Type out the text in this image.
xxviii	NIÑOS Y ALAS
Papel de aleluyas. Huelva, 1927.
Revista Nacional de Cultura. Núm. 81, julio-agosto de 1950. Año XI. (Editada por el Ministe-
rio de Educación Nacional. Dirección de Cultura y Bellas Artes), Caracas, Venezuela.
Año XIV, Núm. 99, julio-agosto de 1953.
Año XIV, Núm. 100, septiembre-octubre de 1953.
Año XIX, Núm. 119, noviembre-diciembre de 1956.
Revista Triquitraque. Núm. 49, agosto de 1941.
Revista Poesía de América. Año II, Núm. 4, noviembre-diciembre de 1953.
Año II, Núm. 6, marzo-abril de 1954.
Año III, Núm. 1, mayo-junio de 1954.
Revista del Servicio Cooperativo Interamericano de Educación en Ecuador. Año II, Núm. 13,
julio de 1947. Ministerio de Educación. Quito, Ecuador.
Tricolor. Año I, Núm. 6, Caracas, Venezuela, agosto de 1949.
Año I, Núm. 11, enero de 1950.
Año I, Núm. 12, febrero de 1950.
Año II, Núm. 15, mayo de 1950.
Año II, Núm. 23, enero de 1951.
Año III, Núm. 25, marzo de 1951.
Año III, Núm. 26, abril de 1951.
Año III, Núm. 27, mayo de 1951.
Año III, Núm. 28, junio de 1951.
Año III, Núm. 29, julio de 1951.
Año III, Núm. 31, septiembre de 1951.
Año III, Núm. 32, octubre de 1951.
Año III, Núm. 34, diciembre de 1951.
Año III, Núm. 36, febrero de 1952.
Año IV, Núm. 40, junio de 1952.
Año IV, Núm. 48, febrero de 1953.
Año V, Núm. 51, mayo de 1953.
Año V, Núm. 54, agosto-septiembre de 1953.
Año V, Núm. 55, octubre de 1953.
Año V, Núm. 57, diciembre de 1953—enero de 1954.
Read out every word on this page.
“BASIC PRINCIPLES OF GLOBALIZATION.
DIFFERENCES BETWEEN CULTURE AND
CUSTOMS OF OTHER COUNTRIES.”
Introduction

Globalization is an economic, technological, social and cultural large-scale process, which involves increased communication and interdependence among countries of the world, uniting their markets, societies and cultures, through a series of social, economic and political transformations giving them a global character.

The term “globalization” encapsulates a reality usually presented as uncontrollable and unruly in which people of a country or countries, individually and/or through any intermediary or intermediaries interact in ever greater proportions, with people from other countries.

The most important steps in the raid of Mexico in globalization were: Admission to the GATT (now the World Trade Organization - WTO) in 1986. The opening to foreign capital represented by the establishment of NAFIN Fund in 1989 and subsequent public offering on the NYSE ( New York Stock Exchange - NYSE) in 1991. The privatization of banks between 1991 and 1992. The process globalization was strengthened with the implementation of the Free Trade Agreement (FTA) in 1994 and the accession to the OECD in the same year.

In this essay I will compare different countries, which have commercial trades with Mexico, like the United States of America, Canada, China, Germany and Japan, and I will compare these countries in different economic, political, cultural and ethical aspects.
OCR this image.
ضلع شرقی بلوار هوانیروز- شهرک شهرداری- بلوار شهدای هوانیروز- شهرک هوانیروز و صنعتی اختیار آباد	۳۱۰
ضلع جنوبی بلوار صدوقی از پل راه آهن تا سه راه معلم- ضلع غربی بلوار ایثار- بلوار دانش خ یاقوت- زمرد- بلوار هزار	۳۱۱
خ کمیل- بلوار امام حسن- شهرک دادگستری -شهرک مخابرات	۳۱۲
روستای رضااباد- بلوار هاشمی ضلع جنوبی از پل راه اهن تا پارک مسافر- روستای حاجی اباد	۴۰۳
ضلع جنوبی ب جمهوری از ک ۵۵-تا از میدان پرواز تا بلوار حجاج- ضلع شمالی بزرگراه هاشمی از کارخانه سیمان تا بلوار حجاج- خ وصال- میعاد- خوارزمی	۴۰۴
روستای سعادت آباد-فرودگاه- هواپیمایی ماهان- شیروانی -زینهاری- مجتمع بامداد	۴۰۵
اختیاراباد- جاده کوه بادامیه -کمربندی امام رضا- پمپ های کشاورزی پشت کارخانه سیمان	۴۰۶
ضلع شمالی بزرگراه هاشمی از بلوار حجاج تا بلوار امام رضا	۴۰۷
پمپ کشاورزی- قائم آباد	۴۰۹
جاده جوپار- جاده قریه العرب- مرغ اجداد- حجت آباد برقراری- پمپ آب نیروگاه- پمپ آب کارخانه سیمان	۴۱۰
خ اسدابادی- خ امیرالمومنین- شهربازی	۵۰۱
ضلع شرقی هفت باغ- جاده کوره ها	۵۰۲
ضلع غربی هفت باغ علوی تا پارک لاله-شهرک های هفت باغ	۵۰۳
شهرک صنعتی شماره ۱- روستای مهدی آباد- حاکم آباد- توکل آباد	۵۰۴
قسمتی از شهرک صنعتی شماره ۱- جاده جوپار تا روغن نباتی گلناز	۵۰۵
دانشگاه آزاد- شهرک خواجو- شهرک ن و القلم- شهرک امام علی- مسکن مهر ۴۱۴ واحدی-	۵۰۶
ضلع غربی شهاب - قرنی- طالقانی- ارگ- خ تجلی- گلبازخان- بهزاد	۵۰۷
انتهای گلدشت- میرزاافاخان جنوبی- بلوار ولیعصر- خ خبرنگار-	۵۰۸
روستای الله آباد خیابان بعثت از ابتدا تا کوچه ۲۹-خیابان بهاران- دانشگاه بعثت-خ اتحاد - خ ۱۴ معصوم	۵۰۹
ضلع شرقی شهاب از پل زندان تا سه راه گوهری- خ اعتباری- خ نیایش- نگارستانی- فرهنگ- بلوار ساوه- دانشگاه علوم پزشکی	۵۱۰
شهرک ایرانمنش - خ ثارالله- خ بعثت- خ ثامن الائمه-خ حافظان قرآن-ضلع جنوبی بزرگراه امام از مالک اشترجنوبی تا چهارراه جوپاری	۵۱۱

• • • • • • •

● Work to be completed: Return each line with "کارخانه".

● Exercise result:
ضلع جنوبی ب جمهوری از ک ۵۵-تا از میدان پرواز تا بلوار حجاج- ضلع شمالی بزرگراه هاشمی از کارخانه سیمان تا بلوار حجاج- خ وصال- میعاد- خوارزمی	۴۰۴
اختیاراباد- جاده کوه بادامیه -کمربندی امام رضا- پمپ های کشاورزی پشت کارخانه سیمان	۴۰۶
جاده جوپار- جاده قریه العرب- مرغ اجداد- حجت آباد برقراری- پمپ آب نیروگاه- پمپ آب کارخانه سیمان	۴۱۰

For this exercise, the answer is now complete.